__Problem statement__. Reproduce the material exactly, omitting nothing.

__Given entries__.

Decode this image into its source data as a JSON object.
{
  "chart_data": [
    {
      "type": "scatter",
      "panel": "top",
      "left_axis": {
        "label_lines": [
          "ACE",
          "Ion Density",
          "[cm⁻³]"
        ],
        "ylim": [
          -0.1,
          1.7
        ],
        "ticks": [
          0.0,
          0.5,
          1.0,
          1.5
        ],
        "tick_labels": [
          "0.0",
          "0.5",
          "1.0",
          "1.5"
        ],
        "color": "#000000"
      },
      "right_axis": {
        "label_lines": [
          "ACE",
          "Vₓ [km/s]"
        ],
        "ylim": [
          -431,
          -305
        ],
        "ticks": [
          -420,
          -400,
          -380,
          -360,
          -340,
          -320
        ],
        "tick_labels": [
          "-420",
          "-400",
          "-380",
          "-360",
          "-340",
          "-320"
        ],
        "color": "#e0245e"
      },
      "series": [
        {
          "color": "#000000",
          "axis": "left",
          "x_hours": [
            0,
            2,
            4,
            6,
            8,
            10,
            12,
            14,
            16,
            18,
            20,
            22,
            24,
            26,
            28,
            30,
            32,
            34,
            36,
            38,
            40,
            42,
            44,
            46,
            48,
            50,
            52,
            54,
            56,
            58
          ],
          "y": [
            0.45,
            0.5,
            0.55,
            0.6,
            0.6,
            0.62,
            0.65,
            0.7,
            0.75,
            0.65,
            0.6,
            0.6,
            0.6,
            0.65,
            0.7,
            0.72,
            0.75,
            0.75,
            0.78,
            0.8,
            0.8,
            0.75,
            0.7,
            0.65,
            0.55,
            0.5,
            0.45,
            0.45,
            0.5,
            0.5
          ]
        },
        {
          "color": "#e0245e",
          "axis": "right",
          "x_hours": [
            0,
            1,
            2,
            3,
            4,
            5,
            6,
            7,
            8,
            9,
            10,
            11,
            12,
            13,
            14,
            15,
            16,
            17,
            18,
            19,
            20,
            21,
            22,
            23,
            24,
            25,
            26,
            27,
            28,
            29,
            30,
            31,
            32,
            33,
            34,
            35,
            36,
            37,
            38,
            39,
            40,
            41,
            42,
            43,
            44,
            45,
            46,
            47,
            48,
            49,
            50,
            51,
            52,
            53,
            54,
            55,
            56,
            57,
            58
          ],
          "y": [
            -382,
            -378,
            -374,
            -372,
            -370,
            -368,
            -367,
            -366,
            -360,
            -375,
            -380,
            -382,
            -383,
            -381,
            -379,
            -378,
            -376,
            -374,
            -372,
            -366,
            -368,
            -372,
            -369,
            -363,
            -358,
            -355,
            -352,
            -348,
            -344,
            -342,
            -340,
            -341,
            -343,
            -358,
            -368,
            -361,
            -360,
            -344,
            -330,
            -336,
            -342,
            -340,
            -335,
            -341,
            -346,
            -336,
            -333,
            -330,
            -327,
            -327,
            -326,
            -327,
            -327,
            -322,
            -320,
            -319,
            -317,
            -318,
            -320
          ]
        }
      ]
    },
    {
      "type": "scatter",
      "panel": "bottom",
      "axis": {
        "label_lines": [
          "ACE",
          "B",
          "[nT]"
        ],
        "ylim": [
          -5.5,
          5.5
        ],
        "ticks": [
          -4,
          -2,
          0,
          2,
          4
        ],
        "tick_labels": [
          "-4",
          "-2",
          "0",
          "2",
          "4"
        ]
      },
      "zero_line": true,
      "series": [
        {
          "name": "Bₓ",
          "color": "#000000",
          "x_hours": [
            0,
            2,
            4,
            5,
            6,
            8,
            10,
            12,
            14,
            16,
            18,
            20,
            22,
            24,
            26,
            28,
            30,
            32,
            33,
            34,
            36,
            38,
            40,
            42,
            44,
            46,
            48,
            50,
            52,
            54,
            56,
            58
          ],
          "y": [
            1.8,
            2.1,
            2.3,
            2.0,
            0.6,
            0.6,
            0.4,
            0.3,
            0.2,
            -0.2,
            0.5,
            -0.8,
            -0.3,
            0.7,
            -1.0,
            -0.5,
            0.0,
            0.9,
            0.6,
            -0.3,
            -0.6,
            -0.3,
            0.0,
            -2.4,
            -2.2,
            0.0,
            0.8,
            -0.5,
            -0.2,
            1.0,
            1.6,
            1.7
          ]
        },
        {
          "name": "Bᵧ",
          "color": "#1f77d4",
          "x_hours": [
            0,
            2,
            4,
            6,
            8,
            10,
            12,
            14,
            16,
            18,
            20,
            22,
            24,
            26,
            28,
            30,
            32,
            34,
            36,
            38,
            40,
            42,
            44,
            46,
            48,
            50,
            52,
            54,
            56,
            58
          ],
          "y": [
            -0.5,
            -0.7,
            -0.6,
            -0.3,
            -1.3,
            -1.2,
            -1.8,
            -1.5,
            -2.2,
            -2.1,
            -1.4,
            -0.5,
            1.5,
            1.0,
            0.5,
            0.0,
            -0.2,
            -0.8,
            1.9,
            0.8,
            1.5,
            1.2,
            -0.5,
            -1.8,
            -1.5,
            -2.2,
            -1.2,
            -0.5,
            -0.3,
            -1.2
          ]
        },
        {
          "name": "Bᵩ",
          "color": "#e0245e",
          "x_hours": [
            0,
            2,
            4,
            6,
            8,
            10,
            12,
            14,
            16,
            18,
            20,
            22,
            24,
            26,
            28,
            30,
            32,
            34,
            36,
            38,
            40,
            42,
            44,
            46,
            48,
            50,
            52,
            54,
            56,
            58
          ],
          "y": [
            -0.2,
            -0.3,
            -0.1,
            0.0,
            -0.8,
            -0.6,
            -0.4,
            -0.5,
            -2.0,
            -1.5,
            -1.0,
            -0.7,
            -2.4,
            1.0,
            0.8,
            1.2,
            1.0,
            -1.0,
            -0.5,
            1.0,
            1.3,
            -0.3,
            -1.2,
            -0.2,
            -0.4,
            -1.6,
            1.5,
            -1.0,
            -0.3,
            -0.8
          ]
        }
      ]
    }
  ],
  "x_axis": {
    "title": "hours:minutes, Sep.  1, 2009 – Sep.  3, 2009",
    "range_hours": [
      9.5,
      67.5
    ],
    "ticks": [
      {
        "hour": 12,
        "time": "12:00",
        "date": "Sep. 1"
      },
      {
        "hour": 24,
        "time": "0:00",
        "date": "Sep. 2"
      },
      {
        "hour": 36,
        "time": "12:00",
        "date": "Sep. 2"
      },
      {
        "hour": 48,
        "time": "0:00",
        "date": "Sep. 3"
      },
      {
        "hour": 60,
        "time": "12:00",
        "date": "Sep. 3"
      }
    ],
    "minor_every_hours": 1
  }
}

__Complete response__.
Decode this image into its source data as a JSON object.
{
  "chart_data": [
    {
      "type": "scatter",
      "panel": "top",
      "left_axis": {
        "label_lines": [
          "ACE",
          "Ion Density",
          "[cm⁻³]"
        ],
        "ylim": [
          -0.1,
          1.7
        ],
        "ticks": [
          0.0,
          0.5,
          1.0,
          1.5
        ],
        "tick_labels": [
          "0.0",
          "0.5",
          "1.0",
          "1.5"
        ],
        "color": "#000000"
      },
      "right_axis": {
        "label_lines": [
          "ACE",
          "Vₓ [km/s]"
        ],
        "ylim": [
          -431,
          -305
        ],
        "ticks": [
          -420,
          -400,
          -380,
          -360,
          -340,
          -320
        ],
        "tick_labels": [
          "-420",
          "-400",
          "-380",
          "-360",
          "-340",
          "-320"
        ],
        "color": "#e0245e"
      },
      "series": [
        {
          "color": "#000000",
          "axis": "left",
          "x_hours": [
            0,
            2,
            4,
            6,
            8,
            10,
            12,
            14,
            16,
            18,
            20,
            22,
            24,
            26,
            28,
            30,
            32,
            34,
            36,
            38,
            40,
            42,
            44,
            46,
            48,
            50,
            52,
            54,
            56,
            58
          ],
          "y": [
            0.45,
            0.5,
            0.55,
            0.6,
            0.6,
            0.62,
            0.65,
            0.7,
            0.75,
            0.65,
            0.6,
            0.6,
            0.6,
            0.65,
            0.7,
            0.72,
            0.75,
            0.75,
            0.78,
            0.8,
            0.8,
            0.75,
            0.7,
            0.65,
            0.55,
            0.5,
            0.45,
            0.45,
            0.5,
            0.5
          ]
        },
        {
          "color": "#e0245e",
          "axis": "right",
          "x_hours": [
            0,
            1,
            2,
            3,
            4,
            5,
            6,
            7,
            8,
            9,
            10,
            11,
            12,
            13,
            14,
            15,
            16,
            17,
            18,
            19,
            20,
            21,
            22,
            23,
            24,
            25,
            26,
            27,
            28,
            29,
            30,
            31,
            32,
            33,
            34,
            35,
            36,
            37,
            38,
            39,
            40,
            41,
            42,
            43,
            44,
            45,
            46,
            47,
            48,
            49,
            50,
            51,
            52,
            53,
            54,
            55,
            56,
            57,
            58
          ],
          "y": [
            -382,
            -378,
            -374,
            -372,
            -370,
            -368,
            -367,
            -366,
            -360,
            -375,
            -380,
            -382,
            -383,
            -381,
            -379,
            -378,
            -376,
            -374,
            -372,
            -366,
            -368,
            -372,
            -369,
            -363,
            -358,
            -355,
            -352,
            -348,
            -344,
            -342,
            -340,
            -341,
            -343,
            -358,
            -368,
            -361,
            -360,
            -344,
            -330,
            -336,
            -342,
            -340,
            -335,
            -341,
            -346,
            -336,
            -333,
            -330,
            -327,
            -327,
            -326,
            -327,
            -327,
            -322,
            -320,
            -319,
            -317,
            -318,
            -320
          ]
        }
      ]
    },
    {
      "type": "scatter",
      "panel": "bottom",
      "axis": {
        "label_lines": [
          "ACE",
          "B",
          "[nT]"
        ],
        "ylim": [
          -5.5,
          5.5
        ],
        "ticks": [
          -4,
          -2,
          0,
          2,
          4
        ],
        "tick_labels": [
          "-4",
          "-2",
          "0",
          "2",
          "4"
        ]
      },
      "zero_line": true,
      "series": [
        {
          "name": "Bₓ",
          "color": "#000000",
          "x_hours": [
            0,
            2,
            4,
            5,
            6,
            8,
            10,
            12,
            14,
            16,
            18,
            20,
            22,
            24,
            26,
            28,
            30,
            32,
            33,
            34,
            36,
            38,
            40,
            42,
            44,
            46,
            48,
            50,
            52,
            54,
            56,
            58
          ],
          "y": [
            1.8,
            2.1,
            2.3,
            2.0,
            0.6,
            0.6,
            0.4,
            0.3,
            0.2,
            -0.2,
            0.5,
            -0.8,
            -0.3,
            0.7,
            -1.0,
            -0.5,
            0.0,
            0.9,
            0.6,
            -0.3,
            -0.6,
            -0.3,
            0.0,
            -2.4,
            -2.2,
            0.0,
            0.8,
            -0.5,
            -0.2,
            1.0,
            1.6,
            1.7
          ]
        },
        {
          "name": "Bᵧ",
          "color": "#1f77d4",
          "x_hours": [
            0,
            2,
            4,
            6,
            8,
            10,
            12,
            14,
            16,
            18,
            20,
            22,
            24,
            26,
            28,
            30,
            32,
            34,
            36,
            38,
            40,
            42,
            44,
            46,
            48,
            50,
            52,
            54,
            56,
            58
          ],
          "y": [
            -0.5,
            -0.7,
            -0.6,
            -0.3,
            -1.3,
            -1.2,
            -1.8,
            -1.5,
            -2.2,
            -2.1,
            -1.4,
            -0.5,
            1.5,
            1.0,
            0.5,
            0.0,
            -0.2,
            -0.8,
            1.9,
            0.8,
            1.5,
            1.2,
            -0.5,
            -1.8,
            -1.5,
            -2.2,
            -1.2,
            -0.5,
            -0.3,
            -1.2
          ]
        },
        {
          "name": "Bᵩ",
          "color": "#e0245e",
          "x_hours": [
            0,
            2,
            4,
            6,
            8,
            10,
            12,
            14,
            16,
            18,
            20,
            22,
            24,
            26,
            28,
            30,
            32,
            34,
            36,
            38,
            40,
            42,
            44,
            46,
            48,
            50,
            52,
            54,
            56,
            58
          ],
          "y": [
            -0.2,
            -0.3,
            -0.1,
            0.0,
            -0.8,
            -0.6,
            -0.4,
            -0.5,
            -2.0,
            -1.5,
            -1.0,
            -0.7,
            -2.4,
            1.0,
            0.8,
            1.2,
            1.0,
            -1.0,
            -0.5,
            1.0,
            1.3,
            -0.3,
            -1.2,
            -0.2,
            -0.4,
            -1.6,
            1.5,
            -1.0,
            -0.3,
            -0.8
          ]
        }
      ]
    }
  ],
  "x_axis": {
    "title": "hours:minutes, Sep.  1, 2009 – Sep.  3, 2009",
    "range_hours": [
      9.5,
      67.5
    ],
    "ticks": [
      {
        "hour": 12,
        "time": "12:00",
        "date": "Sep. 1"
      },
      {
        "hour": 24,
        "time": "0:00",
        "date": "Sep. 2"
      },
      {
        "hour": 36,
        "time": "12:00",
        "date": "Sep. 2"
      },
      {
        "hour": 48,
        "time": "0:00",
        "date": "Sep. 3"
      },
      {
        "hour": 60,
        "time": "12:00",
        "date": "Sep. 3"
      }
    ],
    "minor_every_hours": 1
  }
}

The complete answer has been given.